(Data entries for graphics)
[START]

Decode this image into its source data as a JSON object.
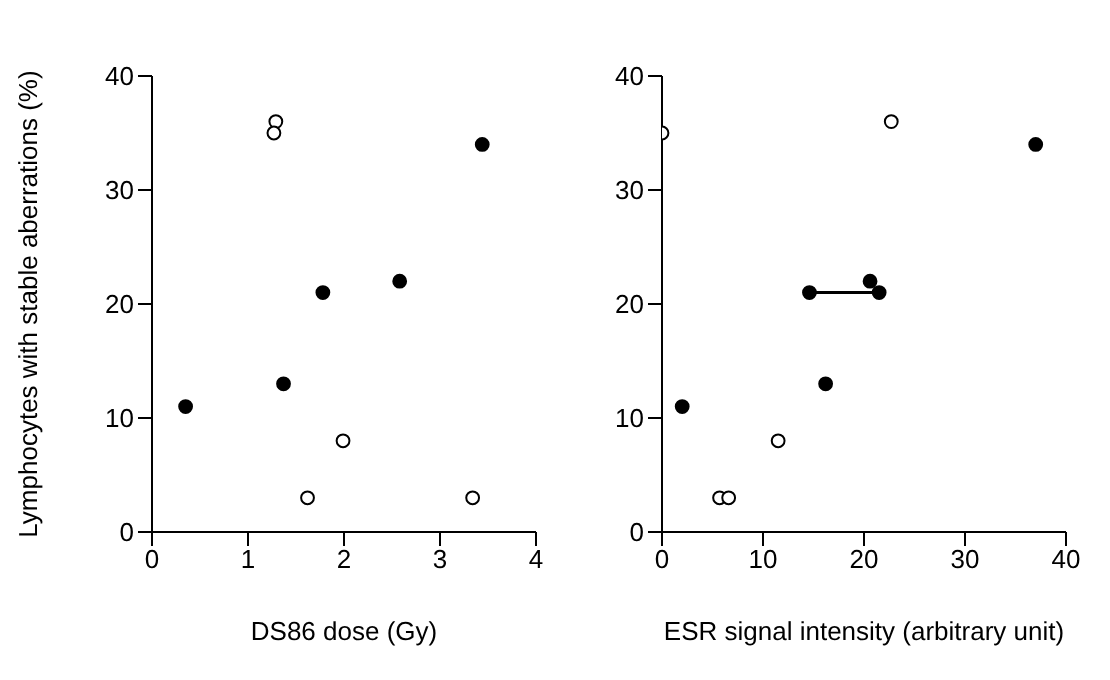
{
  "chart_data": [
    {
      "type": "scatter",
      "xlabel": "DS86 dose (Gy)",
      "ylabel": "Lymphocytes with stable aberrations (%)",
      "xlim": [
        0,
        4
      ],
      "xticks": [
        0,
        1,
        2,
        3,
        4
      ],
      "ylim": [
        0,
        40
      ],
      "yticks": [
        0,
        10,
        20,
        30,
        40
      ],
      "marker": "circle",
      "grid": false,
      "series": [
        {
          "color": "#000000",
          "x": [
            0.35,
            1.37,
            1.78,
            2.58,
            3.44
          ],
          "values": [
            11,
            13,
            21,
            22,
            34
          ]
        },
        {
          "color": "#ffffff",
          "x": [
            1.29,
            1.27,
            1.99,
            1.62,
            3.34
          ],
          "values": [
            36,
            35,
            8,
            3,
            3
          ]
        }
      ]
    },
    {
      "type": "scatter",
      "xlabel": "ESR signal intensity (arbitrary unit)",
      "xlim": [
        0,
        40
      ],
      "xticks": [
        0,
        10,
        20,
        30,
        40
      ],
      "ylim": [
        0,
        40
      ],
      "yticks": [
        0,
        10,
        20,
        30,
        40
      ],
      "marker": "circle",
      "grid": false,
      "series": [
        {
          "type": "line",
          "marker": "none",
          "color": "#000000",
          "x": [
            14.6,
            21.5
          ],
          "values": [
            21,
            21
          ]
        },
        {
          "color": "#000000",
          "x": [
            2.0,
            16.2,
            14.6,
            21.5,
            20.6,
            37.0
          ],
          "values": [
            11,
            13,
            21,
            21,
            22,
            34
          ]
        },
        {
          "color": "#ffffff",
          "x": [
            0,
            22.7,
            11.5,
            5.7,
            6.6
          ],
          "values": [
            35,
            36,
            8,
            3,
            3
          ]
        }
      ]
    }
  ]
}
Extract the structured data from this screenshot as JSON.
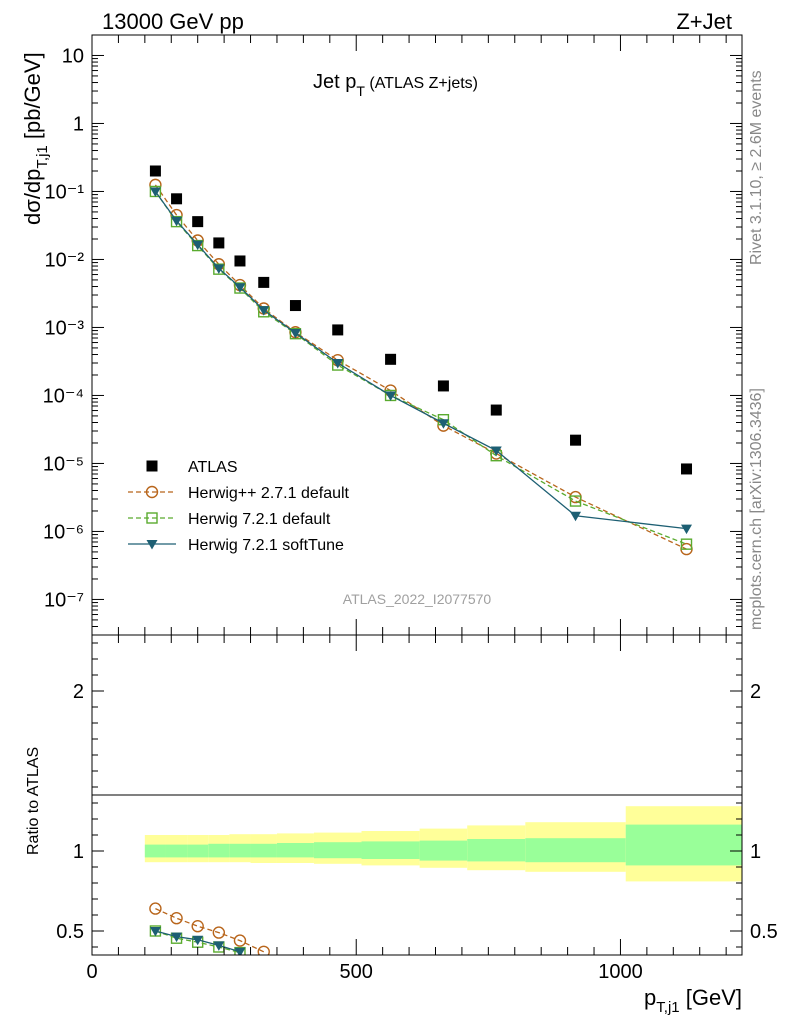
{
  "header": {
    "left": "13000 GeV pp",
    "right": "Z+Jet"
  },
  "side_labels": {
    "rivet": "Rivet 3.1.10, ≥ 2.6M events",
    "mcplots": "mcplots.cern.ch [arXiv:1306.3436]"
  },
  "colors": {
    "atlas": "#000000",
    "herwigpp": "#b8651b",
    "herwig721": "#5aab2f",
    "softtune": "#1d5f73",
    "band_inner": "#99ff99",
    "band_outer": "#ffff99"
  },
  "chart_data": [
    {
      "type": "scatter",
      "title": "Jet p",
      "title_sub": "T",
      "title_suffix": " (ATLAS Z+jets)",
      "ylabel": "dσ/dp",
      "ylabel_sub": "T,j1",
      "ylabel_suffix": " [pb/GeV]",
      "watermark": "ATLAS_2022_I2077570",
      "yscale": "log",
      "ylim": [
        3e-08,
        20
      ],
      "xlim": [
        0,
        1230
      ],
      "ytick_labels": [
        "10⁻⁷",
        "10⁻⁶",
        "10⁻⁵",
        "10⁻⁴",
        "10⁻³",
        "10⁻²",
        "10⁻¹",
        "1",
        "10"
      ],
      "legend": [
        "ATLAS",
        "Herwig++ 2.7.1 default",
        "Herwig 7.2.1 default",
        "Herwig 7.2.1 softTune"
      ],
      "legend_position": "bottom-left",
      "x": [
        120,
        160,
        200,
        240,
        280,
        325,
        385,
        465,
        565,
        665,
        765,
        915,
        1125
      ],
      "series": [
        {
          "name": "ATLAS",
          "values": [
            0.2,
            0.078,
            0.036,
            0.0175,
            0.0095,
            0.0046,
            0.0021,
            0.00092,
            0.00034,
            0.000138,
            6.1e-05,
            2.2e-05,
            8.3e-06
          ]
        },
        {
          "name": "Herwig++ 2.7.1 default",
          "values": [
            0.125,
            0.045,
            0.019,
            0.0085,
            0.0042,
            0.0019,
            0.00085,
            0.00033,
            0.000118,
            3.6e-05,
            1.4e-05,
            3.2e-06,
            5.5e-07
          ]
        },
        {
          "name": "Herwig 7.2.1 default",
          "values": [
            0.1,
            0.036,
            0.016,
            0.0072,
            0.0038,
            0.0017,
            0.00081,
            0.00028,
            0.0001,
            4.4e-05,
            1.3e-05,
            2.8e-06,
            6.5e-07
          ]
        },
        {
          "name": "Herwig 7.2.1 softTune",
          "values": [
            0.1,
            0.037,
            0.0165,
            0.0074,
            0.0039,
            0.0018,
            0.00083,
            0.0003,
            0.0001,
            3.9e-05,
            1.55e-05,
            1.7e-06,
            1.1e-06
          ]
        }
      ]
    },
    {
      "type": "line",
      "ylabel": "Ratio to ATLAS",
      "xlabel": "p",
      "xlabel_sub": "T,j1",
      "xlabel_suffix": " [GeV]",
      "ylim": [
        0.35,
        2.35
      ],
      "xlim": [
        0,
        1230
      ],
      "xtick_labels": [
        "0",
        "500",
        "1000"
      ],
      "xtick_values": [
        0,
        500,
        1000
      ],
      "ytick_labels": [
        "0.5",
        "1",
        "2"
      ],
      "ytick_values": [
        0.5,
        1,
        2
      ],
      "bands": {
        "edges": [
          100,
          140,
          180,
          220,
          260,
          300,
          350,
          420,
          510,
          620,
          710,
          820,
          1010,
          1240
        ],
        "inner_lo": [
          0.96,
          0.96,
          0.96,
          0.96,
          0.96,
          0.96,
          0.96,
          0.955,
          0.95,
          0.94,
          0.935,
          0.93,
          0.91
        ],
        "inner_hi": [
          1.04,
          1.04,
          1.04,
          1.045,
          1.045,
          1.045,
          1.05,
          1.055,
          1.06,
          1.065,
          1.075,
          1.08,
          1.165
        ],
        "outer_lo": [
          0.93,
          0.93,
          0.93,
          0.93,
          0.93,
          0.925,
          0.925,
          0.92,
          0.91,
          0.895,
          0.88,
          0.87,
          0.81
        ],
        "outer_hi": [
          1.1,
          1.1,
          1.1,
          1.1,
          1.105,
          1.105,
          1.11,
          1.115,
          1.125,
          1.14,
          1.16,
          1.18,
          1.28
        ]
      },
      "series": [
        {
          "name": "Herwig++ 2.7.1 default",
          "x": [
            120,
            160,
            200,
            240,
            280,
            325
          ],
          "values": [
            0.64,
            0.58,
            0.53,
            0.49,
            0.44,
            0.37
          ]
        },
        {
          "name": "Herwig 7.2.1 default",
          "x": [
            120,
            160,
            200,
            240,
            280
          ],
          "values": [
            0.5,
            0.455,
            0.43,
            0.4,
            0.365
          ]
        },
        {
          "name": "Herwig 7.2.1 softTune",
          "x": [
            120,
            160,
            200,
            240,
            280
          ],
          "values": [
            0.5,
            0.465,
            0.445,
            0.41,
            0.37
          ]
        }
      ]
    }
  ]
}
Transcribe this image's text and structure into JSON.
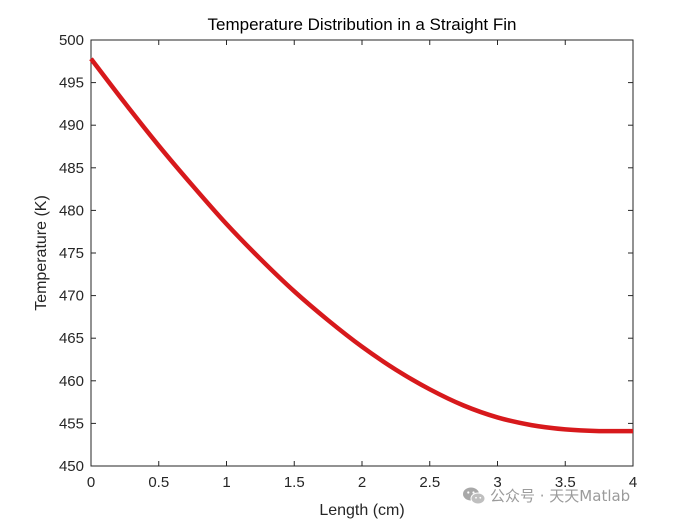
{
  "chart_data": {
    "type": "line",
    "title": "Temperature Distribution in a Straight Fin",
    "xlabel": "Length (cm)",
    "ylabel": "Temperature (K)",
    "xlim": [
      0,
      4
    ],
    "ylim": [
      450,
      500
    ],
    "xticks": [
      0,
      0.5,
      1,
      1.5,
      2,
      2.5,
      3,
      3.5,
      4
    ],
    "xtick_labels": [
      "0",
      "0.5",
      "1",
      "1.5",
      "2",
      "2.5",
      "3",
      "3.5",
      "4"
    ],
    "yticks": [
      450,
      455,
      460,
      465,
      470,
      475,
      480,
      485,
      490,
      495,
      500
    ],
    "ytick_labels": [
      "450",
      "455",
      "460",
      "465",
      "470",
      "475",
      "480",
      "485",
      "490",
      "495",
      "500"
    ],
    "grid": false,
    "series": [
      {
        "color": "#d7191c",
        "x": [
          0,
          0.25,
          0.5,
          0.75,
          1,
          1.25,
          1.5,
          1.75,
          2,
          2.25,
          2.5,
          2.75,
          3,
          3.25,
          3.5,
          3.75,
          4
        ],
        "y": [
          497.8,
          492.6,
          487.6,
          482.9,
          478.4,
          474.3,
          470.5,
          467.1,
          464.0,
          461.3,
          459.0,
          457.1,
          455.7,
          454.8,
          454.3,
          454.1,
          454.1
        ]
      }
    ]
  },
  "watermark": {
    "icon": "wechat-icon",
    "text": "公众号 · 天天Matlab"
  }
}
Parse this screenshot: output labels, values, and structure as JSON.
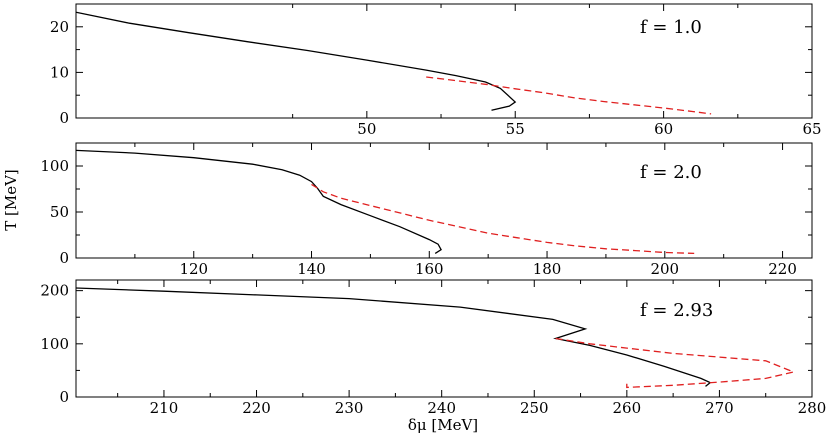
{
  "figure": {
    "ylabel": "T [MeV]",
    "xlabel": "δμ [MeV]"
  },
  "chart_data": [
    {
      "type": "line",
      "annotation": "f = 1.0",
      "xlim": [
        40.2,
        65
      ],
      "ylim": [
        0,
        25
      ],
      "xticks": [
        50,
        55,
        60,
        65
      ],
      "yticks": [
        0,
        10,
        20
      ],
      "series": [
        {
          "color": "#000000",
          "style": "solid",
          "x": [
            40.2,
            42,
            44,
            46,
            48,
            50,
            52,
            53,
            54,
            54.5,
            55,
            54.8,
            54.2
          ],
          "y": [
            23.2,
            20.8,
            18.7,
            16.7,
            14.8,
            12.7,
            10.5,
            9.3,
            7.9,
            6.5,
            3.5,
            2.6,
            1.7
          ]
        },
        {
          "color": "#e02020",
          "style": "dashed",
          "x": [
            52,
            53,
            54,
            55,
            56,
            57,
            58,
            59,
            60,
            61,
            61.6
          ],
          "y": [
            9.0,
            8.2,
            7.4,
            6.4,
            5.5,
            4.4,
            3.6,
            2.9,
            2.2,
            1.4,
            0.9
          ]
        }
      ]
    },
    {
      "type": "line",
      "annotation": "f = 2.0",
      "xlim": [
        100,
        225
      ],
      "ylim": [
        0,
        125
      ],
      "xticks": [
        120,
        140,
        160,
        180,
        200,
        220
      ],
      "yticks": [
        0,
        50,
        100
      ],
      "series": [
        {
          "color": "#000000",
          "style": "solid",
          "x": [
            100,
            110,
            120,
            130,
            135,
            138,
            140,
            141,
            142,
            145,
            150,
            155,
            160,
            161.5,
            162,
            161
          ],
          "y": [
            117,
            114,
            109,
            102,
            96,
            90,
            83,
            76,
            67,
            58,
            46,
            34,
            20,
            15,
            9,
            5
          ]
        },
        {
          "color": "#e02020",
          "style": "dashed",
          "x": [
            140,
            142,
            145,
            150,
            155,
            160,
            165,
            170,
            175,
            180,
            185,
            190,
            195,
            200,
            205
          ],
          "y": [
            80,
            72,
            65,
            57,
            49,
            41,
            34,
            27,
            22,
            17,
            13,
            10,
            8,
            6,
            5
          ]
        }
      ]
    },
    {
      "type": "line",
      "annotation": "f = 2.93",
      "xlim": [
        200.5,
        280
      ],
      "ylim": [
        0,
        220
      ],
      "xticks": [
        210,
        220,
        230,
        240,
        250,
        260,
        270,
        280
      ],
      "yticks": [
        0,
        100,
        200
      ],
      "series": [
        {
          "color": "#000000",
          "style": "solid",
          "x": [
            200.5,
            210,
            220,
            230,
            242,
            252,
            255.5,
            252.3,
            256,
            260,
            264,
            268,
            269,
            268.5
          ],
          "y": [
            205,
            199,
            192,
            185,
            169,
            146,
            128,
            110,
            97,
            79,
            58,
            35,
            27,
            20
          ]
        },
        {
          "color": "#e02020",
          "style": "dashed",
          "x": [
            252.3,
            256,
            260,
            265,
            270,
            275,
            278,
            275,
            270,
            265,
            260,
            260
          ],
          "y": [
            110,
            100,
            92,
            82,
            75,
            68,
            47,
            35,
            28,
            22,
            18,
            25
          ]
        }
      ]
    }
  ]
}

[END]

#### [Problem details]
Go through the entries and return each line where the word "JSON" appears.

#### [Output for this task]
Decode this image into its source data as a JSON object.
Extract the structured data from this screenshot as JSON.
Transcribe this image's text and structure into JSON.
Parse this screenshot: output labels, values, and structure as JSON.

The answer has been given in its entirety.